▶ **Set task**: Narrow the data below down to the lines containing "What".
━━━━━━━━━━━━━━━━━━━━
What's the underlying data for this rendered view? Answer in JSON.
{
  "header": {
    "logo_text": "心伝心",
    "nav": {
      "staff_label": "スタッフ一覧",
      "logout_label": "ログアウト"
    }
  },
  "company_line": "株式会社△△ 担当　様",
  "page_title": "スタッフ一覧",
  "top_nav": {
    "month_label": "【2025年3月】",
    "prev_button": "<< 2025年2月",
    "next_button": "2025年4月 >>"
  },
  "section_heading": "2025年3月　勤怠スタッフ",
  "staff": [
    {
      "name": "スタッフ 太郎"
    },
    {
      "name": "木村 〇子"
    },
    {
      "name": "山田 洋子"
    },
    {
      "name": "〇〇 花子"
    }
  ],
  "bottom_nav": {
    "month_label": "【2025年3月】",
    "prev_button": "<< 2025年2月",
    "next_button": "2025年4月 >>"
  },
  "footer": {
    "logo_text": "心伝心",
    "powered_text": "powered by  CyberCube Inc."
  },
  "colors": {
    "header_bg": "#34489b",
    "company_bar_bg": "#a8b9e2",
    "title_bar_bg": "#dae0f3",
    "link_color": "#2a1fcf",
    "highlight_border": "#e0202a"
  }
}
━━━━━━━━━━━━━━━━━━━━
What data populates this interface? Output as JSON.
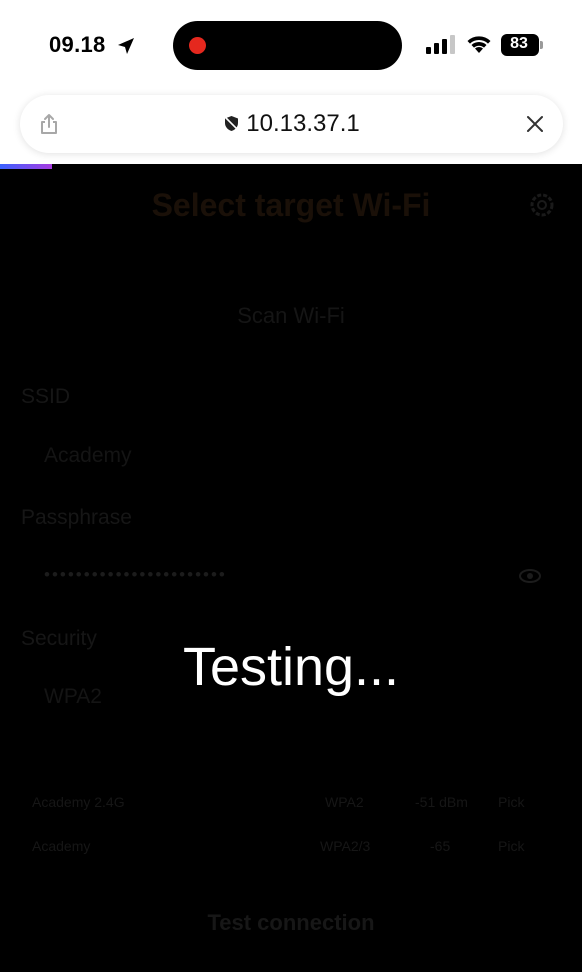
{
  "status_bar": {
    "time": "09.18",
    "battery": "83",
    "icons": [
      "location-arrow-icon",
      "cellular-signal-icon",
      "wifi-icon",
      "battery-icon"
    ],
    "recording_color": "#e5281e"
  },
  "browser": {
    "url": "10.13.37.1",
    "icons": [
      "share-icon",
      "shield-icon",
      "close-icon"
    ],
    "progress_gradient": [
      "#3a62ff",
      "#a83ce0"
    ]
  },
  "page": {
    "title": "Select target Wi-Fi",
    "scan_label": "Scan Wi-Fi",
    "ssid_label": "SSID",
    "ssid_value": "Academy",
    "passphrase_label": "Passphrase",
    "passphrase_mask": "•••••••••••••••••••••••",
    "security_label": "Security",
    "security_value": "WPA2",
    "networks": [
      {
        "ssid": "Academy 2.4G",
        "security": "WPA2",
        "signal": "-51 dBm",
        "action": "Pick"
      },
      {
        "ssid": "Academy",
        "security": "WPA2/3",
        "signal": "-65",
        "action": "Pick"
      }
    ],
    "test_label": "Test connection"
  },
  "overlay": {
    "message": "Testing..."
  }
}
━━━━━━━━━━━━━━━━━━━━
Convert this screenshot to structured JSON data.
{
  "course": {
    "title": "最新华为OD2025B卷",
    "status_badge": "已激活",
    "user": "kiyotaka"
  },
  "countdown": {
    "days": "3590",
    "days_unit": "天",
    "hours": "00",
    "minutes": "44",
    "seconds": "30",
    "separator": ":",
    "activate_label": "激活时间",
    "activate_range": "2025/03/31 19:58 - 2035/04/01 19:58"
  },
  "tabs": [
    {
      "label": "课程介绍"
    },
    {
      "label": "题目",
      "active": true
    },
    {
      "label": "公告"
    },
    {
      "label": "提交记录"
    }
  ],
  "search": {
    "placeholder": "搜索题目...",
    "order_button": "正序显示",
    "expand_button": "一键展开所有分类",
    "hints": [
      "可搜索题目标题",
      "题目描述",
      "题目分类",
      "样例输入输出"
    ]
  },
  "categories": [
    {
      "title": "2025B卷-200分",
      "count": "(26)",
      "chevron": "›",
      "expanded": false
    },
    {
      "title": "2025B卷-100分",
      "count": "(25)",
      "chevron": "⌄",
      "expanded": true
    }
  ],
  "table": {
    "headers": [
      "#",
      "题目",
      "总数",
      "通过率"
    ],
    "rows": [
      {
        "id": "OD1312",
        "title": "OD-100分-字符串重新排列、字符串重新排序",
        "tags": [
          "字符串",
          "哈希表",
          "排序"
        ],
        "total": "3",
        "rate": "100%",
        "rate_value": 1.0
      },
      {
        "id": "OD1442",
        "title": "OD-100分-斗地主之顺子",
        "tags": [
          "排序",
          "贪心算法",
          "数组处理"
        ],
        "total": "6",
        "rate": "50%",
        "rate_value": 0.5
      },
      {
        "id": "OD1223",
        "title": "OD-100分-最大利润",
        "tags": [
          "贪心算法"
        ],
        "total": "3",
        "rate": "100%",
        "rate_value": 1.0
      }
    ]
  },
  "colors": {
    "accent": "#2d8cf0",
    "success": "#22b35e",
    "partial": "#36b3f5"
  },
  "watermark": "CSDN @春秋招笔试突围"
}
━━━━━━━━━━━━━━━━━━━━
▶ **Task solution**:
What's the underlying data for this rendered view? Answer in JSON.
What data populates this interface? Output as JSON.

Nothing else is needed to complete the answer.